• Task objective: Your task is to output the entries below word for word.
--- begin Information shown ---
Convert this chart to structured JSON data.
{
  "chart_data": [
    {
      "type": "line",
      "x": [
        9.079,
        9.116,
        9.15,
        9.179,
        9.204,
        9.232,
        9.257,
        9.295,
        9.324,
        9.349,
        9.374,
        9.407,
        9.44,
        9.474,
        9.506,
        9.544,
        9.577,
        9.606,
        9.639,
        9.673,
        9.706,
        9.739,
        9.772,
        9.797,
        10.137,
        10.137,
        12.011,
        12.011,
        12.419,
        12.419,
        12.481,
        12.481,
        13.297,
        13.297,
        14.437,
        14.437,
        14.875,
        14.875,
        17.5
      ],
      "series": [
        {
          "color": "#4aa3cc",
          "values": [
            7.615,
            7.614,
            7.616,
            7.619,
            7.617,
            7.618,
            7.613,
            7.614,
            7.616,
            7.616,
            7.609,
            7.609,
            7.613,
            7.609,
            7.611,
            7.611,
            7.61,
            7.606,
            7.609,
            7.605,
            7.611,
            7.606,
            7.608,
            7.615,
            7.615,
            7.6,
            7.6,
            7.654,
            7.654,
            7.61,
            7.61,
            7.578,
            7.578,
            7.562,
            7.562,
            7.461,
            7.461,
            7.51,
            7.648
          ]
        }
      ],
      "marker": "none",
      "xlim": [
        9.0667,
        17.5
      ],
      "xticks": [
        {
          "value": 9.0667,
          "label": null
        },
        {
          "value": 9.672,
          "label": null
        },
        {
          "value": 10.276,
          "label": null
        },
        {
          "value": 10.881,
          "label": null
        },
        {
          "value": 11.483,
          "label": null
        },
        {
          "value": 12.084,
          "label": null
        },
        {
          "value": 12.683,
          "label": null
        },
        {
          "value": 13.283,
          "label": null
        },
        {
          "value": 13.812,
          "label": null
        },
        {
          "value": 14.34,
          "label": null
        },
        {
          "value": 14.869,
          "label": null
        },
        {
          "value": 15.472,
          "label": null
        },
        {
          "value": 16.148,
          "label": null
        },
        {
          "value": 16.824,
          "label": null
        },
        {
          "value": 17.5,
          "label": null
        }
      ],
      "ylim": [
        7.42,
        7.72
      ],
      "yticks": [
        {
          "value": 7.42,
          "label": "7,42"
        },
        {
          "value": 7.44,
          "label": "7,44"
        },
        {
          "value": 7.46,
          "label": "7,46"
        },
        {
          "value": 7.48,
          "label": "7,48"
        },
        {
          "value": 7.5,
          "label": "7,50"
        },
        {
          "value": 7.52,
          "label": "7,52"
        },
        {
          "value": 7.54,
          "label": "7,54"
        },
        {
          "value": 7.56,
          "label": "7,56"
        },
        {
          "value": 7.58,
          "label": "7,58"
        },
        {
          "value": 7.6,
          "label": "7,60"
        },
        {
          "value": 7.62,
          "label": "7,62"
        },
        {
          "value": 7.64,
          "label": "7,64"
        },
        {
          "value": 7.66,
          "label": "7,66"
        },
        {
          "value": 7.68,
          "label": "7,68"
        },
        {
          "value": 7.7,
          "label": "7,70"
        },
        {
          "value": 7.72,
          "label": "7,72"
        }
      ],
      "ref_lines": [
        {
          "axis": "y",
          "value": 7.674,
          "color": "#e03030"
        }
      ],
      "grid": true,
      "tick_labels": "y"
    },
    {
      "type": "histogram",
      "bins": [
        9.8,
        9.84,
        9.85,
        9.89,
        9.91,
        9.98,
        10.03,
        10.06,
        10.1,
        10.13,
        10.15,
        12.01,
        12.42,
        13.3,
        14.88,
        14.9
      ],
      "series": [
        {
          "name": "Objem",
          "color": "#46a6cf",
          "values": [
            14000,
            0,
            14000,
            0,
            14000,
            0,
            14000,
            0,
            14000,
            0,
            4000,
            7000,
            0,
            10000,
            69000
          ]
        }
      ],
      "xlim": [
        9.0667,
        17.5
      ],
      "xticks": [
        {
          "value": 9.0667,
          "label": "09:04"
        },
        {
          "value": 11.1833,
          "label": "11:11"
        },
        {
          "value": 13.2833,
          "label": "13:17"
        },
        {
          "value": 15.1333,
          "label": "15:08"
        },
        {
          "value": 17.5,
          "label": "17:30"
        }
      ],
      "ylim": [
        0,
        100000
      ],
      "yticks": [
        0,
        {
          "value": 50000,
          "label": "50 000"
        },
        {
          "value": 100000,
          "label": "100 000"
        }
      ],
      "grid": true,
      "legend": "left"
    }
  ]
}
--- end Information shown ---
• The answer:
Convert this chart to structured JSON data.
{
  "chart_data": [
    {
      "type": "line",
      "x": [
        9.079,
        9.116,
        9.15,
        9.179,
        9.204,
        9.232,
        9.257,
        9.295,
        9.324,
        9.349,
        9.374,
        9.407,
        9.44,
        9.474,
        9.506,
        9.544,
        9.577,
        9.606,
        9.639,
        9.673,
        9.706,
        9.739,
        9.772,
        9.797,
        10.137,
        10.137,
        12.011,
        12.011,
        12.419,
        12.419,
        12.481,
        12.481,
        13.297,
        13.297,
        14.437,
        14.437,
        14.875,
        14.875,
        17.5
      ],
      "series": [
        {
          "color": "#4aa3cc",
          "values": [
            7.615,
            7.614,
            7.616,
            7.619,
            7.617,
            7.618,
            7.613,
            7.614,
            7.616,
            7.616,
            7.609,
            7.609,
            7.613,
            7.609,
            7.611,
            7.611,
            7.61,
            7.606,
            7.609,
            7.605,
            7.611,
            7.606,
            7.608,
            7.615,
            7.615,
            7.6,
            7.6,
            7.654,
            7.654,
            7.61,
            7.61,
            7.578,
            7.578,
            7.562,
            7.562,
            7.461,
            7.461,
            7.51,
            7.648
          ]
        }
      ],
      "marker": "none",
      "xlim": [
        9.0667,
        17.5
      ],
      "xticks": [
        {
          "value": 9.0667,
          "label": null
        },
        {
          "value": 9.672,
          "label": null
        },
        {
          "value": 10.276,
          "label": null
        },
        {
          "value": 10.881,
          "label": null
        },
        {
          "value": 11.483,
          "label": null
        },
        {
          "value": 12.084,
          "label": null
        },
        {
          "value": 12.683,
          "label": null
        },
        {
          "value": 13.283,
          "label": null
        },
        {
          "value": 13.812,
          "label": null
        },
        {
          "value": 14.34,
          "label": null
        },
        {
          "value": 14.869,
          "label": null
        },
        {
          "value": 15.472,
          "label": null
        },
        {
          "value": 16.148,
          "label": null
        },
        {
          "value": 16.824,
          "label": null
        },
        {
          "value": 17.5,
          "label": null
        }
      ],
      "ylim": [
        7.42,
        7.72
      ],
      "yticks": [
        {
          "value": 7.42,
          "label": "7,42"
        },
        {
          "value": 7.44,
          "label": "7,44"
        },
        {
          "value": 7.46,
          "label": "7,46"
        },
        {
          "value": 7.48,
          "label": "7,48"
        },
        {
          "value": 7.5,
          "label": "7,50"
        },
        {
          "value": 7.52,
          "label": "7,52"
        },
        {
          "value": 7.54,
          "label": "7,54"
        },
        {
          "value": 7.56,
          "label": "7,56"
        },
        {
          "value": 7.58,
          "label": "7,58"
        },
        {
          "value": 7.6,
          "label": "7,60"
        },
        {
          "value": 7.62,
          "label": "7,62"
        },
        {
          "value": 7.64,
          "label": "7,64"
        },
        {
          "value": 7.66,
          "label": "7,66"
        },
        {
          "value": 7.68,
          "label": "7,68"
        },
        {
          "value": 7.7,
          "label": "7,70"
        },
        {
          "value": 7.72,
          "label": "7,72"
        }
      ],
      "ref_lines": [
        {
          "axis": "y",
          "value": 7.674,
          "color": "#e03030"
        }
      ],
      "grid": true,
      "tick_labels": "y"
    },
    {
      "type": "histogram",
      "bins": [
        9.8,
        9.84,
        9.85,
        9.89,
        9.91,
        9.98,
        10.03,
        10.06,
        10.1,
        10.13,
        10.15,
        12.01,
        12.42,
        13.3,
        14.88,
        14.9
      ],
      "series": [
        {
          "name": "Objem",
          "color": "#46a6cf",
          "values": [
            14000,
            0,
            14000,
            0,
            14000,
            0,
            14000,
            0,
            14000,
            0,
            4000,
            7000,
            0,
            10000,
            69000
          ]
        }
      ],
      "xlim": [
        9.0667,
        17.5
      ],
      "xticks": [
        {
          "value": 9.0667,
          "label": "09:04"
        },
        {
          "value": 11.1833,
          "label": "11:11"
        },
        {
          "value": 13.2833,
          "label": "13:17"
        },
        {
          "value": 15.1333,
          "label": "15:08"
        },
        {
          "value": 17.5,
          "label": "17:30"
        }
      ],
      "ylim": [
        0,
        100000
      ],
      "yticks": [
        0,
        {
          "value": 50000,
          "label": "50 000"
        },
        {
          "value": 100000,
          "label": "100 000"
        }
      ],
      "grid": true,
      "legend": "left"
    }
  ]
}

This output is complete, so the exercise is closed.